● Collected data

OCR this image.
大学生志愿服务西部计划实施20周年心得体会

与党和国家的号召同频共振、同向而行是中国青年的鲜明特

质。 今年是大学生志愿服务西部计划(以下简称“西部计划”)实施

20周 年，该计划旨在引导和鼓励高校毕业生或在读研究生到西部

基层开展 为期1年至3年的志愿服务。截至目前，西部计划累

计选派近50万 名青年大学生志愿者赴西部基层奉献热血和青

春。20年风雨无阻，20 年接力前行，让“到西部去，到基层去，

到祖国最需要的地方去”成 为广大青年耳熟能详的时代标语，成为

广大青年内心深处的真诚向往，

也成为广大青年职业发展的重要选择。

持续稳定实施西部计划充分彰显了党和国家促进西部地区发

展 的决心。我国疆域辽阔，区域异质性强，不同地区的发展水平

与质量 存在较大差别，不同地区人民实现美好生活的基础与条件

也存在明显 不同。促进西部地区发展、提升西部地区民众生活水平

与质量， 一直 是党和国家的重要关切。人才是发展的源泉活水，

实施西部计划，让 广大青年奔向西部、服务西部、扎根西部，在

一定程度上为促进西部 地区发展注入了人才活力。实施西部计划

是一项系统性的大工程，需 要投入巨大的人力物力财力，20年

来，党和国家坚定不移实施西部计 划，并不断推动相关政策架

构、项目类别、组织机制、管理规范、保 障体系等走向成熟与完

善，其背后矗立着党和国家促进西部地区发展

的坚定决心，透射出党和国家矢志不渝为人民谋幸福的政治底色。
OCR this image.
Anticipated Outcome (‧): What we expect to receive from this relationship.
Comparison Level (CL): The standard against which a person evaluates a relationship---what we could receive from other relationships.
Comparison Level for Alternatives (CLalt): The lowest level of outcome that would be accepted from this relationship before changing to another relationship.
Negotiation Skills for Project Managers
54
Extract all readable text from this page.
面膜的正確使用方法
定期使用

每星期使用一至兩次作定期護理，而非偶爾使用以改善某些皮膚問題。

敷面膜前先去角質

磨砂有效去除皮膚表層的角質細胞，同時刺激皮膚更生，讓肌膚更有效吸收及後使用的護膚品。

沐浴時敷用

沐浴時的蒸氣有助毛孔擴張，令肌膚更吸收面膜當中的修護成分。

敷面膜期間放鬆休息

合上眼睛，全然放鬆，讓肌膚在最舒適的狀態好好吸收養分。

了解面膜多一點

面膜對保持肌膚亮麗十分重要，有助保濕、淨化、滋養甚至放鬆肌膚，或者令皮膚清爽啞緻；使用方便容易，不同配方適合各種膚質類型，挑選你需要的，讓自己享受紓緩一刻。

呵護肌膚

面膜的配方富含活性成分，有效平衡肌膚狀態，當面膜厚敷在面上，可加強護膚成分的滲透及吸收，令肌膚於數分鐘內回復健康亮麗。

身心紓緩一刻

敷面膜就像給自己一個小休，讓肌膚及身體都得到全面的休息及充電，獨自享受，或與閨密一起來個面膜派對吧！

● YOUR GOAL
Give only the number of lines in the records that include the word "from".

● ANSWER BELOW
4